#### Consigne écrite A:
D'après l'extrait sur la traduction de la littérature coréenne, combien de titres traduits de cette littérature compte-t-on aujourd'hui en France ?

#### Extrait:
Faut-il chasser le naturel ?


Considérations sur la traduction en français de la littérature coréenne


On compte aujourd’hui en France plus de cent titres traduits de la littérature coréenne ou, pour être plus précis, de la littérature sud-coréenne, publiés ces dix dernières années pour plus de la moitié d’entre eux. Ce chiffre peut sembler honorable par rapport à la moyenne des littératures asiatiques ou médiocre comparé aux trois centaines d’ouvrages japonais ou rapporté au total des traductions éditées en France.


Mais plus que les données chiffrées, deux constats nous paraissent exprimer la réalité de la littérature coréenne en France. D’abord celle-ci peine à se faire une place sur le marché français : les éditeurs, les libraires et le public ne le distinguent pas toujours bien des littératures de proximité géographique et culturelle, chinoise et japonaise en général. Ensuite, cette présence est caractérisée par une forte participation des acteurs coréens, tels que subventionneurs et traducteurs.


Edward Said dénonçait dans L’Orientalisme l’attitude occidentale consistant à s’approprier l’Orient sans essayer de la connaître. Cette observation trouve une illustration flagrante dans la situation actuelle en France de la littérature coréenne ou de la Corée de façon générale. Le pays est en effet étrangement absent d’un paysage français où abondent les représentations japonaises et chinoises et, quand il est mentionné, c’est soit pour un nombre limité de sujets tels que les relations avec la Corée du Nord, soit accessoirement et fugitivement à l’occasion de considérations générales sur la zone.

#### Données à utiliser:

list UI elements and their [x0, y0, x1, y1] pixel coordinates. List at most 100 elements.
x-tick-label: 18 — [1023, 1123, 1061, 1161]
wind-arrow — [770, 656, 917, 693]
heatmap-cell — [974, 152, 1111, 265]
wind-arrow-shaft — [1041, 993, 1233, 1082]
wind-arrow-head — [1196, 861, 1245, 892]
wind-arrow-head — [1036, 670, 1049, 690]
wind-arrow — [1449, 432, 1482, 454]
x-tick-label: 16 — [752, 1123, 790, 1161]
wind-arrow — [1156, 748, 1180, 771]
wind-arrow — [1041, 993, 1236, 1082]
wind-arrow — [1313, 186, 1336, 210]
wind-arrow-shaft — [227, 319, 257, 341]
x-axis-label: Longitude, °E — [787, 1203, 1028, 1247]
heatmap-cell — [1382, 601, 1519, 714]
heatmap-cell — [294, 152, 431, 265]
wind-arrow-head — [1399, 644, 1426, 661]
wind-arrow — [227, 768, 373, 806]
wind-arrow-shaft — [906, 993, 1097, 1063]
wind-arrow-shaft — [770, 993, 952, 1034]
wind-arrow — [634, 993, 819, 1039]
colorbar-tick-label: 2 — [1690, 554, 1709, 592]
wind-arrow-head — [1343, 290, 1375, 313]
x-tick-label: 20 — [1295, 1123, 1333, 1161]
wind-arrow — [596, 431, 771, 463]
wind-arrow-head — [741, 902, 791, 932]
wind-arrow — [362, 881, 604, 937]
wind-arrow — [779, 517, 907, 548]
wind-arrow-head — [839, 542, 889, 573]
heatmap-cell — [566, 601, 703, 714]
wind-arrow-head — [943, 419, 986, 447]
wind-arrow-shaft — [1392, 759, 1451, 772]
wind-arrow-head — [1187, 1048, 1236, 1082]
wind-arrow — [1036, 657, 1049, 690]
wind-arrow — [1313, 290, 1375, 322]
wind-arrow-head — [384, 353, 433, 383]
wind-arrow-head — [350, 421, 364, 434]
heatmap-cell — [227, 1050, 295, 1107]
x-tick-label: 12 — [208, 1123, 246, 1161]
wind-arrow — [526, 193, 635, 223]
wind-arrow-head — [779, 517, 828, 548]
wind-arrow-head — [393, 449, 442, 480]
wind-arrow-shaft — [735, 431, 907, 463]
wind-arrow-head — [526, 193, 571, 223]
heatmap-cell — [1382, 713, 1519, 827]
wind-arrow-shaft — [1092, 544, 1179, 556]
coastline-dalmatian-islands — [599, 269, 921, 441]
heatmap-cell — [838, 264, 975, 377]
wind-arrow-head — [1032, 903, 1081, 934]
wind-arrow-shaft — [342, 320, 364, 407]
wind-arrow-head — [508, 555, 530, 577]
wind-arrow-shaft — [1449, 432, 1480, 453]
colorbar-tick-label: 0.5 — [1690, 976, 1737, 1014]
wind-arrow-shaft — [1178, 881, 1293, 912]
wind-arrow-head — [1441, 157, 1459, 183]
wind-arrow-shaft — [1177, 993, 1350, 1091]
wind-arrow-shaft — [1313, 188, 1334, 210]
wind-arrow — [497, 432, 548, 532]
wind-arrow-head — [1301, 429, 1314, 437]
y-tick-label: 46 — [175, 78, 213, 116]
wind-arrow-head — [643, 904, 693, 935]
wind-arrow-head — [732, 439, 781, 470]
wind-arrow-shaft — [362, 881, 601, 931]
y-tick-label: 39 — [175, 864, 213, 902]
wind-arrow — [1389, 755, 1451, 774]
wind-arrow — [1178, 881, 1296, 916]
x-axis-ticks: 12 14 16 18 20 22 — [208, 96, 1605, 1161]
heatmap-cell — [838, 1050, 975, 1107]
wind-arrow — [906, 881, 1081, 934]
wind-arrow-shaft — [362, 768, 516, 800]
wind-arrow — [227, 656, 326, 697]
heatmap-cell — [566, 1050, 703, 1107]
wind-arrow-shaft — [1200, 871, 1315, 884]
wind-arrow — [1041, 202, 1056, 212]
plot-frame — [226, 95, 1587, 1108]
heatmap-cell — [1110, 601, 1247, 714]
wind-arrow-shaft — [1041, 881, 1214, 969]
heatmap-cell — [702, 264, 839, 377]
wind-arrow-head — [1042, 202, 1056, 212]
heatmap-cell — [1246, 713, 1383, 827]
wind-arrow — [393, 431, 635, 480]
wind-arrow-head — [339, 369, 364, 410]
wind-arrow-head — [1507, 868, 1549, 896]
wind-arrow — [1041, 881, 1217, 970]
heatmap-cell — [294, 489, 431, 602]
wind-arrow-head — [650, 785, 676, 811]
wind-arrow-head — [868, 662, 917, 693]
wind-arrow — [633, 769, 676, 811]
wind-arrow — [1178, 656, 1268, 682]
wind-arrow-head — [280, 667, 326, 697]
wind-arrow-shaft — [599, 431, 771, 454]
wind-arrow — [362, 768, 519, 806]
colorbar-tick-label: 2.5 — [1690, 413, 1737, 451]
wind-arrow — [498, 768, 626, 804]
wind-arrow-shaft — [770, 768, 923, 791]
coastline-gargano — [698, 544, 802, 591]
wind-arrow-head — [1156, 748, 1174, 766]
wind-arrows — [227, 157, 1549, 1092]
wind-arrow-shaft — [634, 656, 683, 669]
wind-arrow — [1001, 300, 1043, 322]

#### Consigne écrite B:
Recopiez à l'identique les lignes des données, en partant de la première et en allant jusqu'à celle qui contient « wind-arrow — [1449, 432, 1482, 454] », celle-ci comprise.

#### Résultat obtenu A:
On en compte plus de cent.

#### Résultat obtenu B:
list UI elements and their [x0, y0, x1, y1] pixel coordinates. List at most 100 elements.
x-tick-label: 18 — [1023, 1123, 1061, 1161]
wind-arrow — [770, 656, 917, 693]
heatmap-cell — [974, 152, 1111, 265]
wind-arrow-shaft — [1041, 993, 1233, 1082]
wind-arrow-head — [1196, 861, 1245, 892]
wind-arrow-head — [1036, 670, 1049, 690]
wind-arrow — [1449, 432, 1482, 454]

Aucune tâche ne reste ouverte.